GIVEN TASK: Give every line below again, exactly.
---------- ROWS
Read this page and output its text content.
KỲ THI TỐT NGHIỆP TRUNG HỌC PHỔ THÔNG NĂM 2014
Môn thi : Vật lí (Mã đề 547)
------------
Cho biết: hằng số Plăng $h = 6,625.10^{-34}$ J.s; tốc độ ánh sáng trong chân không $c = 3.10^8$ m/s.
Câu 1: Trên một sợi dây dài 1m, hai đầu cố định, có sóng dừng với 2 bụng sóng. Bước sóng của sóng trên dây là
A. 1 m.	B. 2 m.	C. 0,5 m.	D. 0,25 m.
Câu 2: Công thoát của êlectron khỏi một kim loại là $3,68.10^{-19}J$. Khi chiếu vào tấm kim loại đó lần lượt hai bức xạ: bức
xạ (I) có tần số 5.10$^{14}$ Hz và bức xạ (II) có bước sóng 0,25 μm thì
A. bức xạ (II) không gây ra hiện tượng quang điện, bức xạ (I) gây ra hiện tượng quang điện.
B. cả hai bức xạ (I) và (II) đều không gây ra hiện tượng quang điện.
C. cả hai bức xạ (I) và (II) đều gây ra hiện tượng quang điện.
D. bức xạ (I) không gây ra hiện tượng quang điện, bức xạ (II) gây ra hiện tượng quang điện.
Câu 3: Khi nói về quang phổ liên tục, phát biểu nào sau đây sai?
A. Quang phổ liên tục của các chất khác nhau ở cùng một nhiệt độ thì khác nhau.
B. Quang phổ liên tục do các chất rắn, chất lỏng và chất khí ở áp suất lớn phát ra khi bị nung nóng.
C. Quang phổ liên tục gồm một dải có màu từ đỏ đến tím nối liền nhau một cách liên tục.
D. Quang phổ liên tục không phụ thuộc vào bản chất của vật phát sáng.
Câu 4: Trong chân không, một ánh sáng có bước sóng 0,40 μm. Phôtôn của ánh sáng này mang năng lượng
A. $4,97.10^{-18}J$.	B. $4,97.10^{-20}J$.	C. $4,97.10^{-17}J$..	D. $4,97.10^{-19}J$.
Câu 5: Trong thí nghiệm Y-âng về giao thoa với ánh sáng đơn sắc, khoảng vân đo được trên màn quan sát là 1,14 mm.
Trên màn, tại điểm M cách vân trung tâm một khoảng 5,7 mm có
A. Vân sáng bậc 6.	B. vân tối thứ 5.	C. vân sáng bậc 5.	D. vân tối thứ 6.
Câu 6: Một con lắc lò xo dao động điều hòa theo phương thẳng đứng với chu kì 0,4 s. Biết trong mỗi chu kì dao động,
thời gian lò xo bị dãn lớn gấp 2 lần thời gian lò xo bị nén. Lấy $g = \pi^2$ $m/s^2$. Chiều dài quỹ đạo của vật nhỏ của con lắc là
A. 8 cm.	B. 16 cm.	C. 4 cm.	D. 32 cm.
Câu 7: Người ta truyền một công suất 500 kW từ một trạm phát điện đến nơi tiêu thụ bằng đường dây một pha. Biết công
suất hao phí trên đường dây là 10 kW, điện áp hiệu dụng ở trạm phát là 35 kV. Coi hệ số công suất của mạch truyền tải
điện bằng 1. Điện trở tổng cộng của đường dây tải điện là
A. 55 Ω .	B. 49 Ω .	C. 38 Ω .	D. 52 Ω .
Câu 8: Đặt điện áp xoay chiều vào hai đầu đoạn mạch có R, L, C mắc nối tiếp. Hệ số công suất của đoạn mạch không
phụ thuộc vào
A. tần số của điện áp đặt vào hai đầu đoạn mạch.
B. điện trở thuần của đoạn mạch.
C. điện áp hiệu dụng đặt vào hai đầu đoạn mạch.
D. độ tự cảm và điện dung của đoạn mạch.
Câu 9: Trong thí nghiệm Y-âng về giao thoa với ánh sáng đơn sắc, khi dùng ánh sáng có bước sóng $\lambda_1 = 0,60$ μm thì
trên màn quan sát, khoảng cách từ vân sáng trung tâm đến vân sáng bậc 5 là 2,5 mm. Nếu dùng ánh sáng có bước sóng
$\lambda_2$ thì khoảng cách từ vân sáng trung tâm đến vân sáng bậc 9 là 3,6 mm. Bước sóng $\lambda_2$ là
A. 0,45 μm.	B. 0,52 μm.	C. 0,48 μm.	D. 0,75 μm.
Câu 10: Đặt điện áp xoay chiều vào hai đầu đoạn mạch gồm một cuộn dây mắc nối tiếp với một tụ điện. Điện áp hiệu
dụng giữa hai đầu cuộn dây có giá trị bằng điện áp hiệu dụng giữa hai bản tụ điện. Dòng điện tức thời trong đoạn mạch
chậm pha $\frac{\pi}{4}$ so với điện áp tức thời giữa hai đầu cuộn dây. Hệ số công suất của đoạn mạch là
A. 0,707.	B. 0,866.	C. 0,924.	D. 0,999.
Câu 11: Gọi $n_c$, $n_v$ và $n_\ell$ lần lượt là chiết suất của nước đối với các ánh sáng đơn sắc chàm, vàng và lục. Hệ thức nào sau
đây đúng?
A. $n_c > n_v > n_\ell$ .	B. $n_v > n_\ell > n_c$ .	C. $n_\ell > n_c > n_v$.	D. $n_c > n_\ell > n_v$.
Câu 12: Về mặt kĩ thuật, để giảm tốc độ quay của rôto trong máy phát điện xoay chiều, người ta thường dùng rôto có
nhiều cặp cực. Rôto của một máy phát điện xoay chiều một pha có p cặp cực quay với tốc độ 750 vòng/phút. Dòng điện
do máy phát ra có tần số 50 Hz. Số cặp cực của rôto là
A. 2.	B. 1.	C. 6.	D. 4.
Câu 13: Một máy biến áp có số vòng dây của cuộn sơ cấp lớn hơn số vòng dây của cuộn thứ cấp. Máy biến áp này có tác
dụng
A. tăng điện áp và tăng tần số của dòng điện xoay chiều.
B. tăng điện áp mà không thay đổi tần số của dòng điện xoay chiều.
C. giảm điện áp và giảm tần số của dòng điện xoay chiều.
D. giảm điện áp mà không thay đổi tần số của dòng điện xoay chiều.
--------------------
THE RESPONSE:
Read this page and output its text content.
KỲ THI TỐT NGHIỆP TRUNG HỌC PHỔ THÔNG NĂM 2014
Môn thi : Vật lí (Mã đề 547)
------------
Cho biết: hằng số Plăng $h = 6,625.10^{-34}$ J.s; tốc độ ánh sáng trong chân không $c = 3.10^8$ m/s.
Câu 1: Trên một sợi dây dài 1m, hai đầu cố định, có sóng dừng với 2 bụng sóng. Bước sóng của sóng trên dây là
A. 1 m.	B. 2 m.	C. 0,5 m.	D. 0,25 m.
Câu 2: Công thoát của êlectron khỏi một kim loại là $3,68.10^{-19}J$. Khi chiếu vào tấm kim loại đó lần lượt hai bức xạ: bức
xạ (I) có tần số 5.10$^{14}$ Hz và bức xạ (II) có bước sóng 0,25 μm thì
A. bức xạ (II) không gây ra hiện tượng quang điện, bức xạ (I) gây ra hiện tượng quang điện.
B. cả hai bức xạ (I) và (II) đều không gây ra hiện tượng quang điện.
C. cả hai bức xạ (I) và (II) đều gây ra hiện tượng quang điện.
D. bức xạ (I) không gây ra hiện tượng quang điện, bức xạ (II) gây ra hiện tượng quang điện.
Câu 3: Khi nói về quang phổ liên tục, phát biểu nào sau đây sai?
A. Quang phổ liên tục của các chất khác nhau ở cùng một nhiệt độ thì khác nhau.
B. Quang phổ liên tục do các chất rắn, chất lỏng và chất khí ở áp suất lớn phát ra khi bị nung nóng.
C. Quang phổ liên tục gồm một dải có màu từ đỏ đến tím nối liền nhau một cách liên tục.
D. Quang phổ liên tục không phụ thuộc vào bản chất của vật phát sáng.
Câu 4: Trong chân không, một ánh sáng có bước sóng 0,40 μm. Phôtôn của ánh sáng này mang năng lượng
A. $4,97.10^{-18}J$.	B. $4,97.10^{-20}J$.	C. $4,97.10^{-17}J$..	D. $4,97.10^{-19}J$.
Câu 5: Trong thí nghiệm Y-âng về giao thoa với ánh sáng đơn sắc, khoảng vân đo được trên màn quan sát là 1,14 mm.
Trên màn, tại điểm M cách vân trung tâm một khoảng 5,7 mm có
A. Vân sáng bậc 6.	B. vân tối thứ 5.	C. vân sáng bậc 5.	D. vân tối thứ 6.
Câu 6: Một con lắc lò xo dao động điều hòa theo phương thẳng đứng với chu kì 0,4 s. Biết trong mỗi chu kì dao động,
thời gian lò xo bị dãn lớn gấp 2 lần thời gian lò xo bị nén. Lấy $g = \pi^2$ $m/s^2$. Chiều dài quỹ đạo của vật nhỏ của con lắc là
A. 8 cm.	B. 16 cm.	C. 4 cm.	D. 32 cm.
Câu 7: Người ta truyền một công suất 500 kW từ một trạm phát điện đến nơi tiêu thụ bằng đường dây một pha. Biết công
suất hao phí trên đường dây là 10 kW, điện áp hiệu dụng ở trạm phát là 35 kV. Coi hệ số công suất của mạch truyền tải
điện bằng 1. Điện trở tổng cộng của đường dây tải điện là
A. 55 Ω .	B. 49 Ω .	C. 38 Ω .	D. 52 Ω .
Câu 8: Đặt điện áp xoay chiều vào hai đầu đoạn mạch có R, L, C mắc nối tiếp. Hệ số công suất của đoạn mạch không
phụ thuộc vào
A. tần số của điện áp đặt vào hai đầu đoạn mạch.
B. điện trở thuần của đoạn mạch.
C. điện áp hiệu dụng đặt vào hai đầu đoạn mạch.
D. độ tự cảm và điện dung của đoạn mạch.
Câu 9: Trong thí nghiệm Y-âng về giao thoa với ánh sáng đơn sắc, khi dùng ánh sáng có bước sóng $\lambda_1 = 0,60$ μm thì
trên màn quan sát, khoảng cách từ vân sáng trung tâm đến vân sáng bậc 5 là 2,5 mm. Nếu dùng ánh sáng có bước sóng
$\lambda_2$ thì khoảng cách từ vân sáng trung tâm đến vân sáng bậc 9 là 3,6 mm. Bước sóng $\lambda_2$ là
A. 0,45 μm.	B. 0,52 μm.	C. 0,48 μm.	D. 0,75 μm.
Câu 10: Đặt điện áp xoay chiều vào hai đầu đoạn mạch gồm một cuộn dây mắc nối tiếp với một tụ điện. Điện áp hiệu
dụng giữa hai đầu cuộn dây có giá trị bằng điện áp hiệu dụng giữa hai bản tụ điện. Dòng điện tức thời trong đoạn mạch
chậm pha $\frac{\pi}{4}$ so với điện áp tức thời giữa hai đầu cuộn dây. Hệ số công suất của đoạn mạch là
A. 0,707.	B. 0,866.	C. 0,924.	D. 0,999.
Câu 11: Gọi $n_c$, $n_v$ và $n_\ell$ lần lượt là chiết suất của nước đối với các ánh sáng đơn sắc chàm, vàng và lục. Hệ thức nào sau
đây đúng?
A. $n_c > n_v > n_\ell$ .	B. $n_v > n_\ell > n_c$ .	C. $n_\ell > n_c > n_v$.	D. $n_c > n_\ell > n_v$.
Câu 12: Về mặt kĩ thuật, để giảm tốc độ quay của rôto trong máy phát điện xoay chiều, người ta thường dùng rôto có
nhiều cặp cực. Rôto của một máy phát điện xoay chiều một pha có p cặp cực quay với tốc độ 750 vòng/phút. Dòng điện
do máy phát ra có tần số 50 Hz. Số cặp cực của rôto là
A. 2.	B. 1.	C. 6.	D. 4.
Câu 13: Một máy biến áp có số vòng dây của cuộn sơ cấp lớn hơn số vòng dây của cuộn thứ cấp. Máy biến áp này có tác
dụng
A. tăng điện áp và tăng tần số của dòng điện xoay chiều.
B. tăng điện áp mà không thay đổi tần số của dòng điện xoay chiều.
C. giảm điện áp và giảm tần số của dòng điện xoay chiều.
D. giảm điện áp mà không thay đổi tần số của dòng điện xoay chiều.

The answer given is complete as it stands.